The data:
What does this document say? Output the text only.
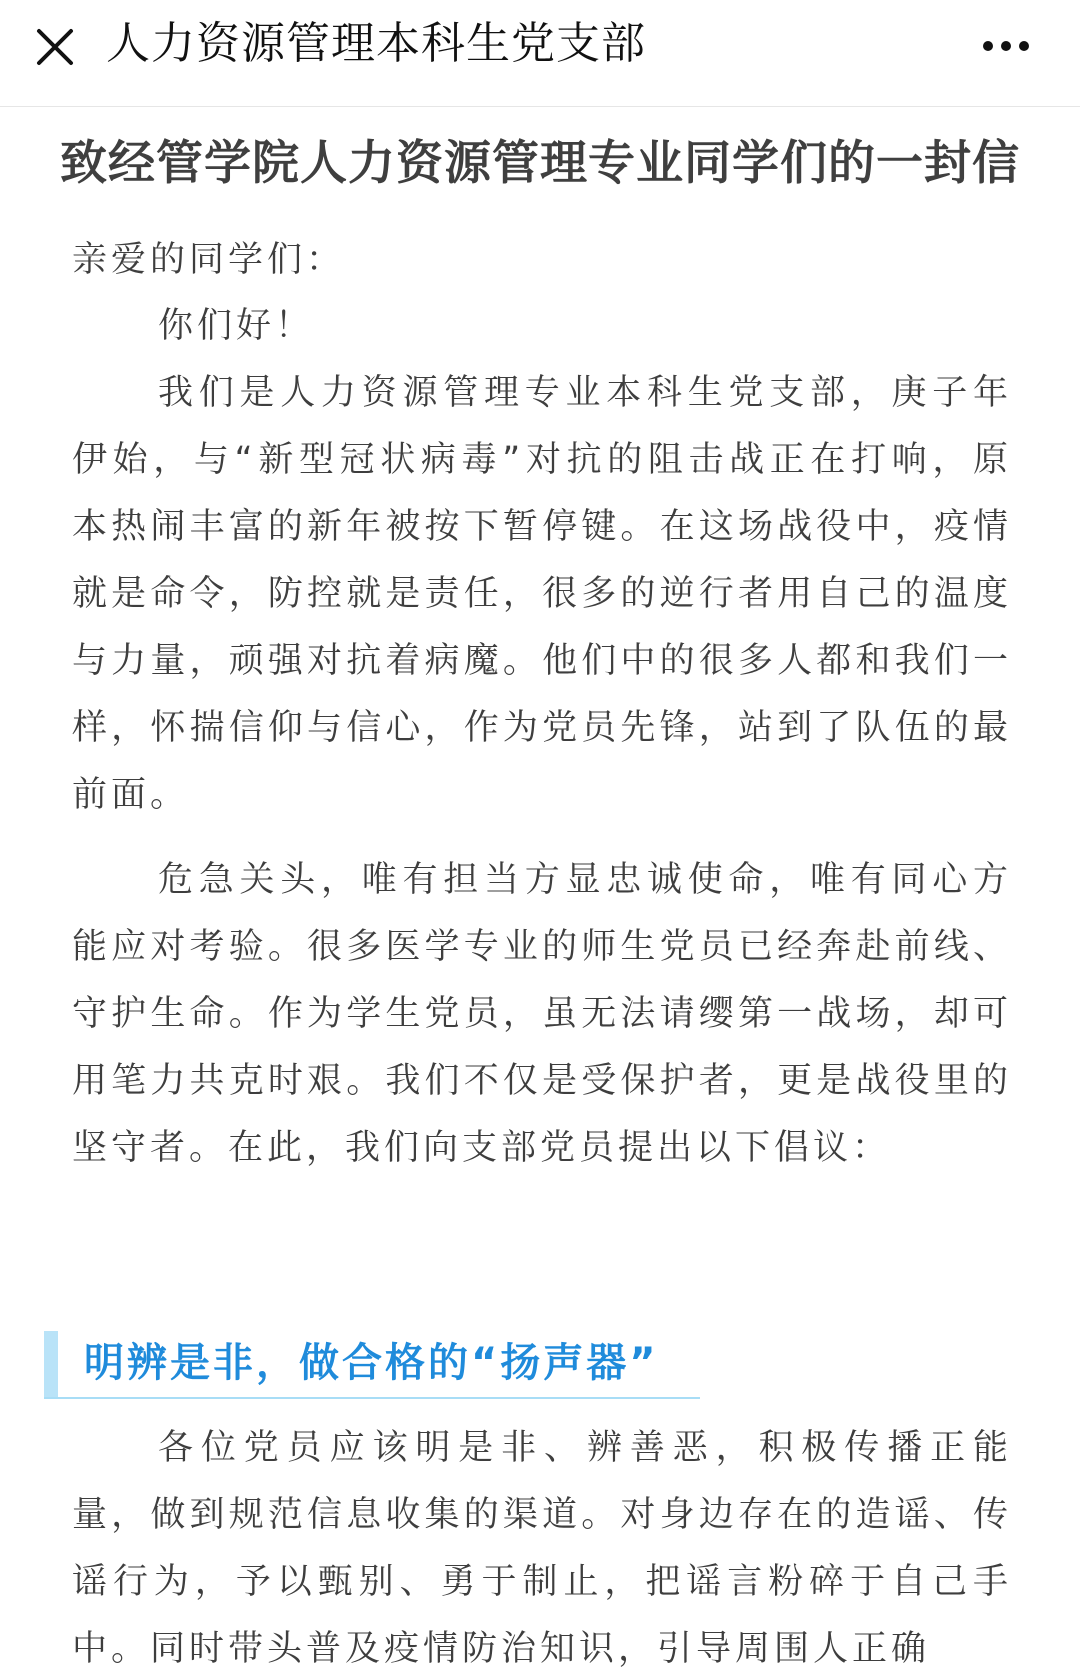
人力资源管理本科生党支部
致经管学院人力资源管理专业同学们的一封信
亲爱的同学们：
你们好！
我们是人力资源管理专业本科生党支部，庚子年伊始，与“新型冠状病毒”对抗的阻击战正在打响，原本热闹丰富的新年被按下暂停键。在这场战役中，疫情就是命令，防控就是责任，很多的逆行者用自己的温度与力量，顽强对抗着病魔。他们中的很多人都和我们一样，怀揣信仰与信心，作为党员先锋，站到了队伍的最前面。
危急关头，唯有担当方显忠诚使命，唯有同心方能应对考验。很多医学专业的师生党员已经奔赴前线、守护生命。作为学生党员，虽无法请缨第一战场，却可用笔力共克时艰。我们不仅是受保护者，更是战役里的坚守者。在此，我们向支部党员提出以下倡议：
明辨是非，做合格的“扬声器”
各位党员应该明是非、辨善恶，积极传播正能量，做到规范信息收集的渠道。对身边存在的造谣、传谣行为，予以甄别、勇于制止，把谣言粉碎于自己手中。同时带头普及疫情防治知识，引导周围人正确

Problem description:
Without the pictures, return the entries exactly as they appear.

Full solution:
What does this document say? Output the text only.
人力资源管理本科生党支部
致经管学院人力资源管理专业同学们的一封信
亲爱的同学们：
你们好！
我们是人力资源管理专业本科生党支部，庚子年伊始，与“新型冠状病毒”对抗的阻击战正在打响，原本热闹丰富的新年被按下暂停键。在这场战役中，疫情就是命令，防控就是责任，很多的逆行者用自己的温度与力量，顽强对抗着病魔。他们中的很多人都和我们一样，怀揣信仰与信心，作为党员先锋，站到了队伍的最前面。
危急关头，唯有担当方显忠诚使命，唯有同心方能应对考验。很多医学专业的师生党员已经奔赴前线、守护生命。作为学生党员，虽无法请缨第一战场，却可用笔力共克时艰。我们不仅是受保护者，更是战役里的坚守者。在此，我们向支部党员提出以下倡议：
明辨是非，做合格的“扬声器”
各位党员应该明是非、辨善恶，积极传播正能量，做到规范信息收集的渠道。对身边存在的造谣、传谣行为，予以甄别、勇于制止，把谣言粉碎于自己手中。同时带头普及疫情防治知识，引导周围人正确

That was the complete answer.